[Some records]
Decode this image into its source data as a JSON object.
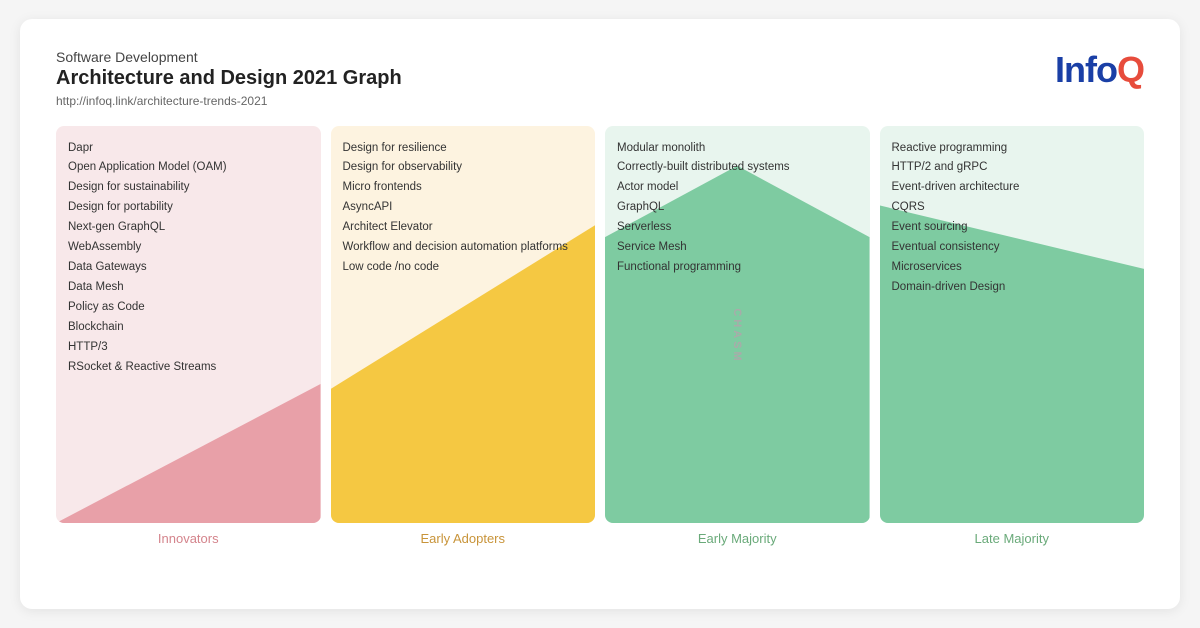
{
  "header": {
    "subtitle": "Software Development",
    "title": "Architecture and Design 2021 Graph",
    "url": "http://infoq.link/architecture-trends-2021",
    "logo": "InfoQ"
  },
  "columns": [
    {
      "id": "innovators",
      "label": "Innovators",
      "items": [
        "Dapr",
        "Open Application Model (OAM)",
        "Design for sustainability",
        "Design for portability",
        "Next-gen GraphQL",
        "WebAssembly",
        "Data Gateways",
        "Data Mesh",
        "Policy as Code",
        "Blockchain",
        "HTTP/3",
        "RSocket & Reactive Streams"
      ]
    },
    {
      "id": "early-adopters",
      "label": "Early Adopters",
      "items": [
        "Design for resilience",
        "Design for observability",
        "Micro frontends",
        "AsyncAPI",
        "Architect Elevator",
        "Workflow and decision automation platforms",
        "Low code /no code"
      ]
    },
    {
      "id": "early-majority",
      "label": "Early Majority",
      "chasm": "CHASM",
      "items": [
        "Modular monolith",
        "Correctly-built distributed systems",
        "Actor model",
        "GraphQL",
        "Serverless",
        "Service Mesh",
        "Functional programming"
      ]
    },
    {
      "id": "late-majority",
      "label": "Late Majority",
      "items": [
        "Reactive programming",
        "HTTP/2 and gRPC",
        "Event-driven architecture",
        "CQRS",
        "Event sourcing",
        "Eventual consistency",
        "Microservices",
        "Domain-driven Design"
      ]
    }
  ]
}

> _DIRECTIVE_:
Quote every line word for word and keep the images out of the copy.

> _OUTPUT FOR THIS EXERCISE_:
Decode this image into its source data as a JSON object.
{
  "header": {
    "subtitle": "Software Development",
    "title": "Architecture and Design 2021 Graph",
    "url": "http://infoq.link/architecture-trends-2021",
    "logo": "InfoQ"
  },
  "columns": [
    {
      "id": "innovators",
      "label": "Innovators",
      "items": [
        "Dapr",
        "Open Application Model (OAM)",
        "Design for sustainability",
        "Design for portability",
        "Next-gen GraphQL",
        "WebAssembly",
        "Data Gateways",
        "Data Mesh",
        "Policy as Code",
        "Blockchain",
        "HTTP/3",
        "RSocket & Reactive Streams"
      ]
    },
    {
      "id": "early-adopters",
      "label": "Early Adopters",
      "items": [
        "Design for resilience",
        "Design for observability",
        "Micro frontends",
        "AsyncAPI",
        "Architect Elevator",
        "Workflow and decision automation platforms",
        "Low code /no code"
      ]
    },
    {
      "id": "early-majority",
      "label": "Early Majority",
      "chasm": "CHASM",
      "items": [
        "Modular monolith",
        "Correctly-built distributed systems",
        "Actor model",
        "GraphQL",
        "Serverless",
        "Service Mesh",
        "Functional programming"
      ]
    },
    {
      "id": "late-majority",
      "label": "Late Majority",
      "items": [
        "Reactive programming",
        "HTTP/2 and gRPC",
        "Event-driven architecture",
        "CQRS",
        "Event sourcing",
        "Eventual consistency",
        "Microservices",
        "Domain-driven Design"
      ]
    }
  ]
}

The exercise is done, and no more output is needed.